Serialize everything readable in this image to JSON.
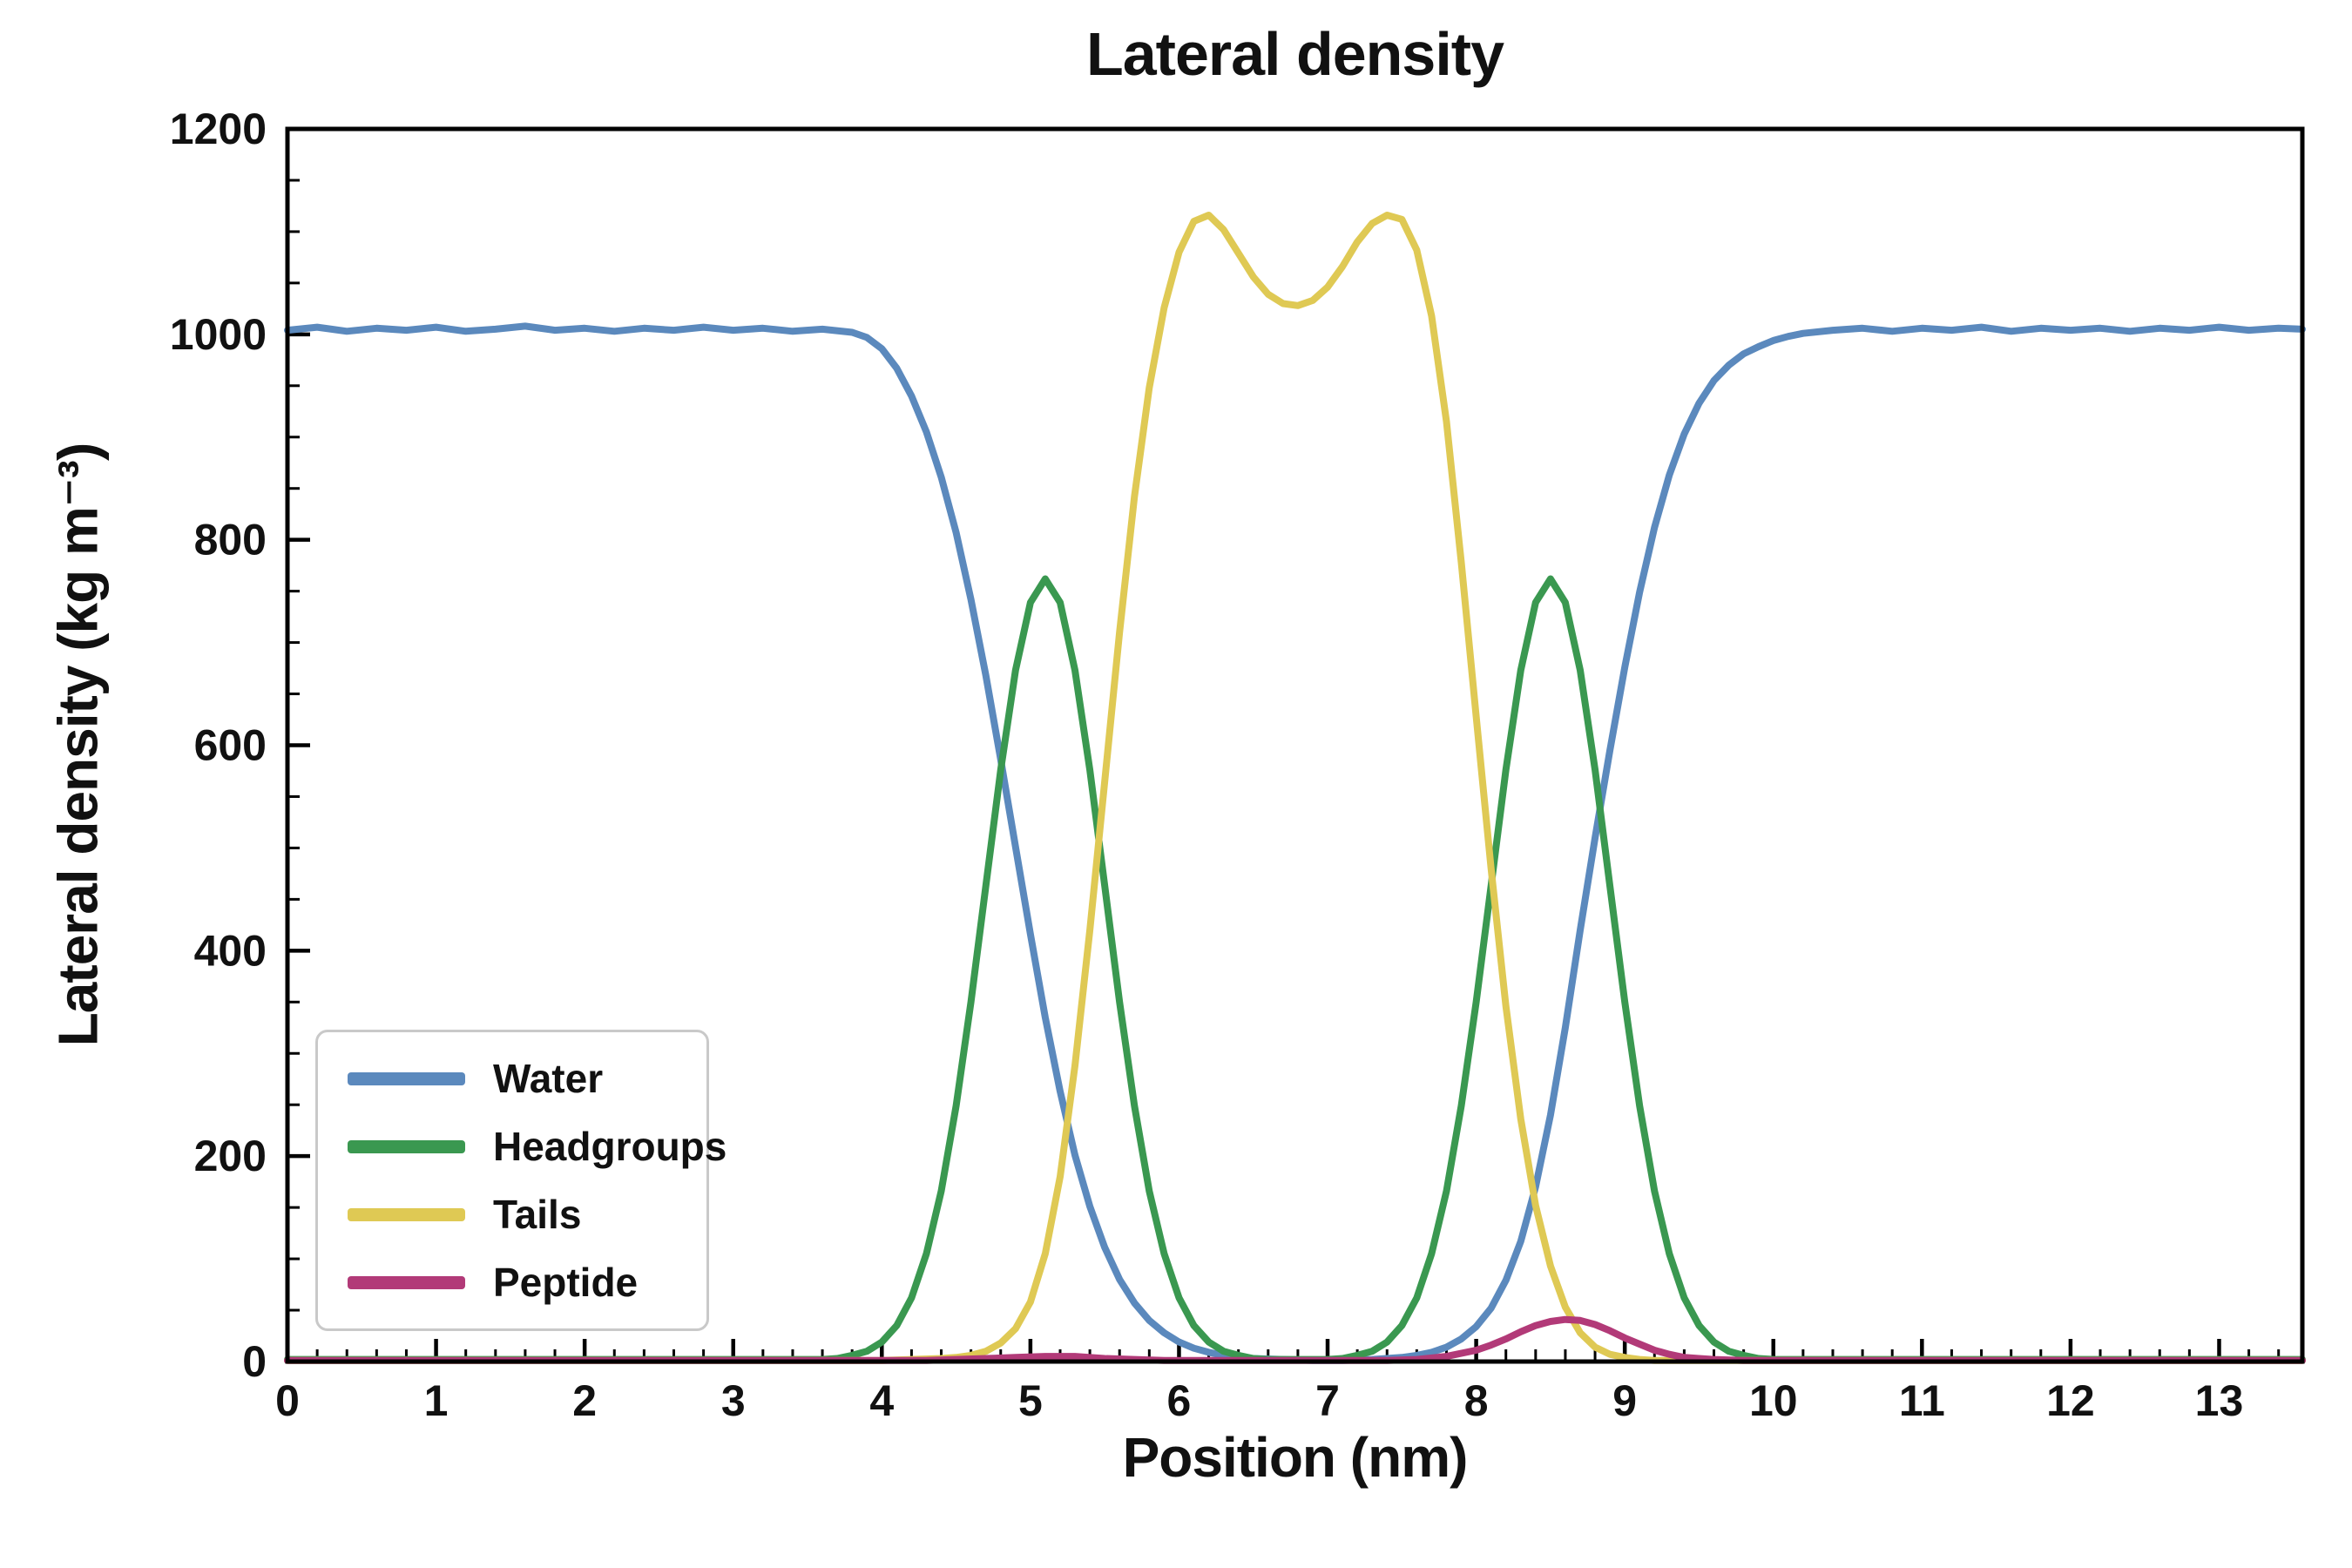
{
  "chart_data": {
    "type": "line",
    "title": "Lateral density",
    "xlabel": "Position (nm)",
    "ylabel": "Lateral density (kg m⁻³)",
    "xlim": [
      0,
      13.56
    ],
    "ylim": [
      0,
      1200
    ],
    "x_major_ticks": [
      0,
      1,
      2,
      3,
      4,
      5,
      6,
      7,
      8,
      9,
      10,
      11,
      12,
      13
    ],
    "x_minor_step": 0.2,
    "y_major_ticks": [
      0,
      200,
      400,
      600,
      800,
      1000,
      1200
    ],
    "y_minor_step": 50,
    "grid": false,
    "legend_position": "lower left",
    "frame_color": "#000000",
    "background_color": "#ffffff",
    "series": [
      {
        "name": "Water",
        "color": "#5b89bd",
        "points": [
          [
            0,
            1004
          ],
          [
            0.2,
            1007
          ],
          [
            0.4,
            1003
          ],
          [
            0.6,
            1006
          ],
          [
            0.8,
            1004
          ],
          [
            1.0,
            1007
          ],
          [
            1.2,
            1003
          ],
          [
            1.4,
            1005
          ],
          [
            1.6,
            1008
          ],
          [
            1.8,
            1004
          ],
          [
            2.0,
            1006
          ],
          [
            2.2,
            1003
          ],
          [
            2.4,
            1006
          ],
          [
            2.6,
            1004
          ],
          [
            2.8,
            1007
          ],
          [
            3.0,
            1004
          ],
          [
            3.2,
            1006
          ],
          [
            3.4,
            1003
          ],
          [
            3.6,
            1005
          ],
          [
            3.8,
            1002
          ],
          [
            3.9,
            997
          ],
          [
            4.0,
            986
          ],
          [
            4.1,
            967
          ],
          [
            4.2,
            940
          ],
          [
            4.3,
            905
          ],
          [
            4.4,
            861
          ],
          [
            4.5,
            807
          ],
          [
            4.6,
            742
          ],
          [
            4.7,
            668
          ],
          [
            4.8,
            586
          ],
          [
            4.9,
            501
          ],
          [
            5.0,
            416
          ],
          [
            5.1,
            335
          ],
          [
            5.2,
            263
          ],
          [
            5.3,
            201
          ],
          [
            5.4,
            151
          ],
          [
            5.5,
            111
          ],
          [
            5.6,
            80
          ],
          [
            5.7,
            57
          ],
          [
            5.8,
            40
          ],
          [
            5.9,
            28
          ],
          [
            6.0,
            19
          ],
          [
            6.1,
            13
          ],
          [
            6.2,
            9
          ],
          [
            6.3,
            6
          ],
          [
            6.4,
            4
          ],
          [
            6.5,
            3
          ],
          [
            6.7,
            2
          ],
          [
            6.9,
            1
          ],
          [
            7.1,
            1
          ],
          [
            7.3,
            2
          ],
          [
            7.5,
            4
          ],
          [
            7.6,
            6
          ],
          [
            7.7,
            9
          ],
          [
            7.8,
            14
          ],
          [
            7.9,
            22
          ],
          [
            8.0,
            34
          ],
          [
            8.1,
            52
          ],
          [
            8.2,
            79
          ],
          [
            8.3,
            117
          ],
          [
            8.4,
            170
          ],
          [
            8.5,
            240
          ],
          [
            8.6,
            325
          ],
          [
            8.7,
            420
          ],
          [
            8.8,
            510
          ],
          [
            8.9,
            595
          ],
          [
            9.0,
            676
          ],
          [
            9.1,
            749
          ],
          [
            9.2,
            812
          ],
          [
            9.3,
            863
          ],
          [
            9.4,
            903
          ],
          [
            9.5,
            933
          ],
          [
            9.6,
            955
          ],
          [
            9.7,
            970
          ],
          [
            9.8,
            981
          ],
          [
            9.9,
            988
          ],
          [
            10.0,
            994
          ],
          [
            10.1,
            998
          ],
          [
            10.2,
            1001
          ],
          [
            10.4,
            1004
          ],
          [
            10.6,
            1006
          ],
          [
            10.8,
            1003
          ],
          [
            11.0,
            1006
          ],
          [
            11.2,
            1004
          ],
          [
            11.4,
            1007
          ],
          [
            11.6,
            1003
          ],
          [
            11.8,
            1006
          ],
          [
            12.0,
            1004
          ],
          [
            12.2,
            1006
          ],
          [
            12.4,
            1003
          ],
          [
            12.6,
            1006
          ],
          [
            12.8,
            1004
          ],
          [
            13.0,
            1007
          ],
          [
            13.2,
            1004
          ],
          [
            13.4,
            1006
          ],
          [
            13.56,
            1005
          ]
        ]
      },
      {
        "name": "Headgroups",
        "color": "#3a9850",
        "points": [
          [
            0,
            2
          ],
          [
            0.4,
            2
          ],
          [
            0.8,
            2
          ],
          [
            1.2,
            2
          ],
          [
            1.6,
            2
          ],
          [
            2.0,
            2
          ],
          [
            2.4,
            2
          ],
          [
            2.8,
            2
          ],
          [
            3.2,
            2
          ],
          [
            3.5,
            2
          ],
          [
            3.6,
            2
          ],
          [
            3.7,
            3
          ],
          [
            3.8,
            6
          ],
          [
            3.9,
            10
          ],
          [
            4.0,
            19
          ],
          [
            4.1,
            35
          ],
          [
            4.2,
            62
          ],
          [
            4.3,
            105
          ],
          [
            4.4,
            166
          ],
          [
            4.5,
            249
          ],
          [
            4.6,
            350
          ],
          [
            4.7,
            463
          ],
          [
            4.8,
            576
          ],
          [
            4.9,
            673
          ],
          [
            5.0,
            739
          ],
          [
            5.1,
            762
          ],
          [
            5.2,
            739
          ],
          [
            5.3,
            673
          ],
          [
            5.4,
            576
          ],
          [
            5.5,
            463
          ],
          [
            5.6,
            350
          ],
          [
            5.7,
            249
          ],
          [
            5.8,
            166
          ],
          [
            5.9,
            105
          ],
          [
            6.0,
            62
          ],
          [
            6.1,
            35
          ],
          [
            6.2,
            19
          ],
          [
            6.3,
            10
          ],
          [
            6.4,
            6
          ],
          [
            6.5,
            3
          ],
          [
            6.6,
            2
          ],
          [
            6.8,
            2
          ],
          [
            7.0,
            2
          ],
          [
            7.1,
            3
          ],
          [
            7.2,
            6
          ],
          [
            7.3,
            10
          ],
          [
            7.4,
            19
          ],
          [
            7.5,
            35
          ],
          [
            7.6,
            62
          ],
          [
            7.7,
            105
          ],
          [
            7.8,
            166
          ],
          [
            7.9,
            249
          ],
          [
            8.0,
            350
          ],
          [
            8.1,
            463
          ],
          [
            8.2,
            576
          ],
          [
            8.3,
            673
          ],
          [
            8.4,
            739
          ],
          [
            8.5,
            762
          ],
          [
            8.6,
            739
          ],
          [
            8.7,
            673
          ],
          [
            8.8,
            576
          ],
          [
            8.9,
            463
          ],
          [
            9.0,
            350
          ],
          [
            9.1,
            249
          ],
          [
            9.2,
            166
          ],
          [
            9.3,
            105
          ],
          [
            9.4,
            62
          ],
          [
            9.5,
            35
          ],
          [
            9.6,
            19
          ],
          [
            9.7,
            10
          ],
          [
            9.8,
            6
          ],
          [
            9.9,
            3
          ],
          [
            10.0,
            2
          ],
          [
            10.4,
            2
          ],
          [
            10.8,
            2
          ],
          [
            11.2,
            2
          ],
          [
            11.6,
            2
          ],
          [
            12.0,
            2
          ],
          [
            12.4,
            2
          ],
          [
            12.8,
            2
          ],
          [
            13.2,
            2
          ],
          [
            13.56,
            2
          ]
        ]
      },
      {
        "name": "Tails",
        "color": "#dfc954",
        "points": [
          [
            0,
            1
          ],
          [
            1,
            1
          ],
          [
            2,
            1
          ],
          [
            3,
            1
          ],
          [
            3.5,
            1
          ],
          [
            4.0,
            1
          ],
          [
            4.2,
            2
          ],
          [
            4.4,
            3
          ],
          [
            4.5,
            4
          ],
          [
            4.6,
            6
          ],
          [
            4.7,
            10
          ],
          [
            4.8,
            18
          ],
          [
            4.9,
            32
          ],
          [
            5.0,
            58
          ],
          [
            5.1,
            105
          ],
          [
            5.2,
            180
          ],
          [
            5.3,
            288
          ],
          [
            5.4,
            420
          ],
          [
            5.5,
            565
          ],
          [
            5.6,
            710
          ],
          [
            5.7,
            842
          ],
          [
            5.8,
            948
          ],
          [
            5.9,
            1026
          ],
          [
            6.0,
            1080
          ],
          [
            6.1,
            1110
          ],
          [
            6.2,
            1116
          ],
          [
            6.3,
            1102
          ],
          [
            6.4,
            1079
          ],
          [
            6.5,
            1056
          ],
          [
            6.6,
            1039
          ],
          [
            6.7,
            1030
          ],
          [
            6.8,
            1028
          ],
          [
            6.9,
            1033
          ],
          [
            7.0,
            1046
          ],
          [
            7.1,
            1066
          ],
          [
            7.2,
            1090
          ],
          [
            7.3,
            1108
          ],
          [
            7.4,
            1116
          ],
          [
            7.5,
            1112
          ],
          [
            7.6,
            1082
          ],
          [
            7.7,
            1018
          ],
          [
            7.8,
            915
          ],
          [
            7.9,
            778
          ],
          [
            8.0,
            628
          ],
          [
            8.1,
            480
          ],
          [
            8.2,
            346
          ],
          [
            8.3,
            236
          ],
          [
            8.4,
            152
          ],
          [
            8.5,
            93
          ],
          [
            8.6,
            53
          ],
          [
            8.7,
            28
          ],
          [
            8.8,
            14
          ],
          [
            8.9,
            7
          ],
          [
            9.0,
            4
          ],
          [
            9.1,
            2
          ],
          [
            9.2,
            1
          ],
          [
            9.5,
            1
          ],
          [
            10,
            1
          ],
          [
            11,
            1
          ],
          [
            12,
            1
          ],
          [
            13,
            1
          ],
          [
            13.56,
            1
          ]
        ]
      },
      {
        "name": "Peptide",
        "color": "#b23a78",
        "points": [
          [
            0,
            1
          ],
          [
            1,
            1
          ],
          [
            2,
            1
          ],
          [
            3,
            1
          ],
          [
            4,
            1
          ],
          [
            4.3,
            1
          ],
          [
            4.5,
            2
          ],
          [
            4.7,
            3
          ],
          [
            4.9,
            4
          ],
          [
            5.1,
            5
          ],
          [
            5.3,
            5
          ],
          [
            5.5,
            3
          ],
          [
            5.7,
            2
          ],
          [
            5.9,
            1
          ],
          [
            6.5,
            1
          ],
          [
            7.0,
            1
          ],
          [
            7.4,
            1
          ],
          [
            7.6,
            2
          ],
          [
            7.8,
            5
          ],
          [
            8.0,
            11
          ],
          [
            8.1,
            16
          ],
          [
            8.2,
            22
          ],
          [
            8.3,
            29
          ],
          [
            8.4,
            35
          ],
          [
            8.5,
            39
          ],
          [
            8.6,
            41
          ],
          [
            8.7,
            40
          ],
          [
            8.8,
            36
          ],
          [
            8.9,
            30
          ],
          [
            9.0,
            23
          ],
          [
            9.1,
            17
          ],
          [
            9.2,
            11
          ],
          [
            9.3,
            7
          ],
          [
            9.4,
            4
          ],
          [
            9.5,
            3
          ],
          [
            9.6,
            2
          ],
          [
            9.8,
            1
          ],
          [
            10.0,
            1
          ],
          [
            11,
            1
          ],
          [
            12,
            1
          ],
          [
            13,
            1
          ],
          [
            13.56,
            1
          ]
        ]
      }
    ]
  }
}
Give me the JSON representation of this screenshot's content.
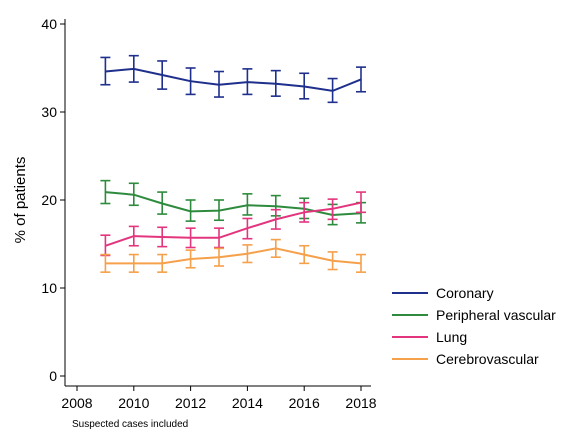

● ● ● ● ●

Your task:
Look over the listing. Pull out every line with the string "Lateral" in it.

Output of the exercise:
    "title": "Lateral density",
    "ylabel": "Lateral density (kg m⁻³)",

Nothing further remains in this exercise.